Your objective. In the listing, from its first line through the line containing "button[interactable]: IPv6 Route (0, 248, 143, 276)", inclusive, change "Routing mode" to "Routing method" and keep everything else the same. Return only those lines.

Supplied data.

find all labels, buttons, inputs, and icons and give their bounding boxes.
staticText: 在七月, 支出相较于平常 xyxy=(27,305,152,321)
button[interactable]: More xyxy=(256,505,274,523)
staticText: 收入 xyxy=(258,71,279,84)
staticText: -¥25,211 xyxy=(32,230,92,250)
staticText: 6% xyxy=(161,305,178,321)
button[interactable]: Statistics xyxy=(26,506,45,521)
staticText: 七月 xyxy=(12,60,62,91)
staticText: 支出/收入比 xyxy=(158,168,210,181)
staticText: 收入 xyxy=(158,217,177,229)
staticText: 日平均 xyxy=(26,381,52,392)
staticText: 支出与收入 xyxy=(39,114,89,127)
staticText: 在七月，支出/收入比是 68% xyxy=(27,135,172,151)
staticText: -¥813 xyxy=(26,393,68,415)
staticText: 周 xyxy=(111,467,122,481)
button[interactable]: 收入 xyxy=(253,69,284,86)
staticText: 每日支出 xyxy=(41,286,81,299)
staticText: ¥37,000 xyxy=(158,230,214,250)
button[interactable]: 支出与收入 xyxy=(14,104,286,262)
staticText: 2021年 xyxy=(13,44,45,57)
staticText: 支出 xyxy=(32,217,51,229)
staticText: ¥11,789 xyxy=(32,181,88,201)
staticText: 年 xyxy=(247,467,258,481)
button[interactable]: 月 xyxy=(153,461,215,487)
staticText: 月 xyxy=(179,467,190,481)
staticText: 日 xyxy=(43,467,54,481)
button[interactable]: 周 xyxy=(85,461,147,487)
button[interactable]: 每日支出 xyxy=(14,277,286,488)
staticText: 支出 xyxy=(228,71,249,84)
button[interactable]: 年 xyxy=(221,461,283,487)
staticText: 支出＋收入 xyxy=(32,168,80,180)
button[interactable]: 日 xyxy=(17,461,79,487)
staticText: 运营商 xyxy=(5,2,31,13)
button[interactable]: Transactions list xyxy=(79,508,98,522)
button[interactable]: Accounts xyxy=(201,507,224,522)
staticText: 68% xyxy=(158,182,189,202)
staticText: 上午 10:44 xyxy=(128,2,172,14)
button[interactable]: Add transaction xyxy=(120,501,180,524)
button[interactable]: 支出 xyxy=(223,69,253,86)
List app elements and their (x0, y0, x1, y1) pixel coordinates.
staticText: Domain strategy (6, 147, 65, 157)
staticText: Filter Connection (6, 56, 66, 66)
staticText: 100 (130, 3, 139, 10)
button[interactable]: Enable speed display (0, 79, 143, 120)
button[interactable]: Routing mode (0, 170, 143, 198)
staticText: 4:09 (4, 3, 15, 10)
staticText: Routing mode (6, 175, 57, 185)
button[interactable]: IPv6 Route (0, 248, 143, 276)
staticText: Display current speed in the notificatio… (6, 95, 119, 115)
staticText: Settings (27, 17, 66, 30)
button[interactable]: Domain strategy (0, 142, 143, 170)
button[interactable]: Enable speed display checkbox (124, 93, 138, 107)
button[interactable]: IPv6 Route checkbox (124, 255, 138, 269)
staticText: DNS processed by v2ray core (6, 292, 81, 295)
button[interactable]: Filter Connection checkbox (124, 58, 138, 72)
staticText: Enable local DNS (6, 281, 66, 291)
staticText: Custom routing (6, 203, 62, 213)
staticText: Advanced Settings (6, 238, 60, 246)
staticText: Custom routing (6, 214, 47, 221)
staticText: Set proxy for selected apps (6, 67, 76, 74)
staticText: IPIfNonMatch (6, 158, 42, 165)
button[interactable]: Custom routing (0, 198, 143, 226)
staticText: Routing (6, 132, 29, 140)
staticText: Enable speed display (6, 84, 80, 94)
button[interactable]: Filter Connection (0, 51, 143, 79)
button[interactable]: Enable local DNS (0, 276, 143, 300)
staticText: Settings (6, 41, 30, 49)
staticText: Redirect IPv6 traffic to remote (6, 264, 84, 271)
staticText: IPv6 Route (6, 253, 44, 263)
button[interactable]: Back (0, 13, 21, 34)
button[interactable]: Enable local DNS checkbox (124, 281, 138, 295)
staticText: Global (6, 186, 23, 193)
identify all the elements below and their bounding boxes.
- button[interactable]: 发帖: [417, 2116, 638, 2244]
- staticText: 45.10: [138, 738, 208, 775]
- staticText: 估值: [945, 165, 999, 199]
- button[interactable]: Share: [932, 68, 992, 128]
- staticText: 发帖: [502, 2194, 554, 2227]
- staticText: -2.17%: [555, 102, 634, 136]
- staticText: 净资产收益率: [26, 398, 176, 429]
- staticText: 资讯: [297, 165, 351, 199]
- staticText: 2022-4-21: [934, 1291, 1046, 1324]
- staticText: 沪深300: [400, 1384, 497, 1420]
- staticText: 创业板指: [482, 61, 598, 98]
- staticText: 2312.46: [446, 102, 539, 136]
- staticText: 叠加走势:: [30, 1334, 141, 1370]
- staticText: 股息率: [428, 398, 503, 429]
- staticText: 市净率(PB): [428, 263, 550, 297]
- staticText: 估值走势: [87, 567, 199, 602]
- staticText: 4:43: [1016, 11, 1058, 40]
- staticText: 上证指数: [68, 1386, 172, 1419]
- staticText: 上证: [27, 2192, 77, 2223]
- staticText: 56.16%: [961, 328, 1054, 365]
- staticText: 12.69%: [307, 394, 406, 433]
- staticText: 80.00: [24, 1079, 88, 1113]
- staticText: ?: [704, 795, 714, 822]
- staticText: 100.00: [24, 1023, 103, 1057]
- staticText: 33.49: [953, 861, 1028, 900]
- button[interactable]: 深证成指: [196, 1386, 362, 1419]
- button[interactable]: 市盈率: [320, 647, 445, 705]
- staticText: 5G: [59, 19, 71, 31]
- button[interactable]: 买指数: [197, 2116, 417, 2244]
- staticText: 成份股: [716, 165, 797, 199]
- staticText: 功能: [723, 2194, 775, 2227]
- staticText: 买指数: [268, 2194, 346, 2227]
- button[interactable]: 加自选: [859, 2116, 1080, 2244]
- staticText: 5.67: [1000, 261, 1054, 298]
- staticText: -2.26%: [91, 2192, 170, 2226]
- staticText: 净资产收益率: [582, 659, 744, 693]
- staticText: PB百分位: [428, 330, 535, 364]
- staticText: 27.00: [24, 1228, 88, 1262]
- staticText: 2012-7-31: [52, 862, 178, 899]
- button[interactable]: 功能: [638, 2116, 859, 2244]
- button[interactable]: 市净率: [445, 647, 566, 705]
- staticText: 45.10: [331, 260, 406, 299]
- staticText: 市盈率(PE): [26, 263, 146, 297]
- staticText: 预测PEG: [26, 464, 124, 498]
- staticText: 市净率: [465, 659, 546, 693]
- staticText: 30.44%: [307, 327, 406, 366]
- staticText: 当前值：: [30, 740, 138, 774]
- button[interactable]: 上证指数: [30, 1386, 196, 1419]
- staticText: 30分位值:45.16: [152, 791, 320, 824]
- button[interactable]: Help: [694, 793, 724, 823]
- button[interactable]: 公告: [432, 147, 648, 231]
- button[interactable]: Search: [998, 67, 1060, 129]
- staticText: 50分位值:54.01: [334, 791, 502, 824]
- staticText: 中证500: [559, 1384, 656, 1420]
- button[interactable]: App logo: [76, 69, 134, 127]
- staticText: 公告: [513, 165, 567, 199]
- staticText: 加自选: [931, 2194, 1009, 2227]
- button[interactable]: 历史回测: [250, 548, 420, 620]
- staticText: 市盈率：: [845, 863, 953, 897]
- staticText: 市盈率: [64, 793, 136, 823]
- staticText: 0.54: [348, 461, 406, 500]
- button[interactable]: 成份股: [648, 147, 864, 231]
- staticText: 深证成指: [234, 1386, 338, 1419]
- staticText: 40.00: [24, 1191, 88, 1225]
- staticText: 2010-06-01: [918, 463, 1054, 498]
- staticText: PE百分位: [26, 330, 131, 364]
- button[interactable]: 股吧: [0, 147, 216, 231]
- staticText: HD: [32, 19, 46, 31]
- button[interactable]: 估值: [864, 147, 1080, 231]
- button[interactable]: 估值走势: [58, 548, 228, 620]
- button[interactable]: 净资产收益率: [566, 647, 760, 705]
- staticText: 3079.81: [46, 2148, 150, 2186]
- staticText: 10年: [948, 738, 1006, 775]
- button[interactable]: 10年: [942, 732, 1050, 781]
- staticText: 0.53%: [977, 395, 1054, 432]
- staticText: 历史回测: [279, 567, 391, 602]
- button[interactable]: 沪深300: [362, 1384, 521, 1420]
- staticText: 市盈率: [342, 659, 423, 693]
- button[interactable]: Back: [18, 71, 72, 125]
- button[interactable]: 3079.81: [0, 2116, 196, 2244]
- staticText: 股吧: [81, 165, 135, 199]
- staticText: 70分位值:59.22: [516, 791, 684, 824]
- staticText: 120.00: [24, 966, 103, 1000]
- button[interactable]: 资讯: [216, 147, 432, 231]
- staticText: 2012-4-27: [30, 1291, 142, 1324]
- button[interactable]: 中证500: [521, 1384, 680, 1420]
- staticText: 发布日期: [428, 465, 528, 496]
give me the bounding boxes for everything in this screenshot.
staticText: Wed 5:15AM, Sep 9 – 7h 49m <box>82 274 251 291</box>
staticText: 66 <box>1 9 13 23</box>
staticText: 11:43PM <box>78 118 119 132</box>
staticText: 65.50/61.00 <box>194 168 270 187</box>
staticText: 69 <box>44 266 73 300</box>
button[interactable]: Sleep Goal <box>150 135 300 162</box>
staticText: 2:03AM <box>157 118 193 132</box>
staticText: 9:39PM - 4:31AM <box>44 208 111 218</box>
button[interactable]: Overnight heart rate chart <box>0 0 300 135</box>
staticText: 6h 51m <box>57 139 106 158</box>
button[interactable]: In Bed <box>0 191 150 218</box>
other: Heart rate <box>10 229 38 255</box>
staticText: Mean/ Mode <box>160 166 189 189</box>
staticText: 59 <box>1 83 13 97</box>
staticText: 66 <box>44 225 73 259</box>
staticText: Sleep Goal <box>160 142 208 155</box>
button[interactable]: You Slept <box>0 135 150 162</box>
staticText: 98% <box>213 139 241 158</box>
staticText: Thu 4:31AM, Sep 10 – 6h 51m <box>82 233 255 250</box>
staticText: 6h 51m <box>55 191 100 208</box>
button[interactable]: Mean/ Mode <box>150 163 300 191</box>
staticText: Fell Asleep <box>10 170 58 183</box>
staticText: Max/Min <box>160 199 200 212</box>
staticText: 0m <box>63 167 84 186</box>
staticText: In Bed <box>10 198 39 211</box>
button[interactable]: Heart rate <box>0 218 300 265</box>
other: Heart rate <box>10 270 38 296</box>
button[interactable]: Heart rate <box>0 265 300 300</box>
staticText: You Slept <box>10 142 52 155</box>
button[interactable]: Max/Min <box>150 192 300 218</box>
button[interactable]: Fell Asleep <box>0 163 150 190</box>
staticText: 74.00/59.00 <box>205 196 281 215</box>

Exercise output.
find all labels, buttons, inputs, and icons and give their bounding boxes.
staticText: 在七月, 支出相较于平常 xyxy=(27,305,152,321)
button[interactable]: More xyxy=(256,505,274,523)
staticText: 收入 xyxy=(258,71,279,84)
staticText: -¥25,211 xyxy=(32,230,92,250)
staticText: 6% xyxy=(161,305,178,321)
button[interactable]: Statistics xyxy=(26,506,45,521)
staticText: 七月 xyxy=(12,60,62,91)
staticText: 支出/收入比 xyxy=(158,168,210,181)
staticText: 收入 xyxy=(158,217,177,229)
staticText: 日平均 xyxy=(26,381,52,392)
staticText: 支出与收入 xyxy=(39,114,89,127)
staticText: 在七月，支出/收入比是 68% xyxy=(27,135,172,151)
staticText: -¥813 xyxy=(26,393,68,415)
staticText: 周 xyxy=(111,467,122,481)
button[interactable]: 收入 xyxy=(253,69,284,86)
staticText: 每日支出 xyxy=(41,286,81,299)
staticText: ¥37,000 xyxy=(158,230,214,250)
button[interactable]: 支出与收入 xyxy=(14,104,286,262)
staticText: 2021年 xyxy=(13,44,45,57)
staticText: 支出 xyxy=(32,217,51,229)
staticText: ¥11,789 xyxy=(32,181,88,201)
staticText: 年 xyxy=(247,467,258,481)
button[interactable]: 月 xyxy=(153,461,215,487)
staticText: 月 xyxy=(179,467,190,481)
staticText: 日 xyxy=(43,467,54,481)
button[interactable]: 周 xyxy=(85,461,147,487)
button[interactable]: 每日支出 xyxy=(14,277,286,488)
staticText: 支出 xyxy=(228,71,249,84)
button[interactable]: 年 xyxy=(221,461,283,487)
staticText: 支出＋收入 xyxy=(32,168,80,180)
button[interactable]: 日 xyxy=(17,461,79,487)
staticText: 运营商 xyxy=(5,2,31,13)
button[interactable]: Transactions list xyxy=(79,508,98,522)
button[interactable]: Accounts xyxy=(201,507,224,522)
staticText: 68% xyxy=(158,182,189,202)
staticText: 上午 10:44 xyxy=(128,2,172,14)
button[interactable]: Add transaction xyxy=(120,501,180,524)
button[interactable]: 支出 xyxy=(223,69,253,86)
List app elements and their (x0, y0, x1, y1) pixel coordinates.
staticText: Domain strategy (6, 147, 65, 157)
staticText: Filter Connection (6, 56, 66, 66)
staticText: 100 (130, 3, 139, 10)
button[interactable]: Enable speed display (0, 79, 143, 120)
button[interactable]: Routing method (0, 170, 143, 198)
staticText: 4:09 (4, 3, 15, 10)
staticText: Routing method (6, 175, 57, 185)
button[interactable]: IPv6 Route (0, 248, 143, 276)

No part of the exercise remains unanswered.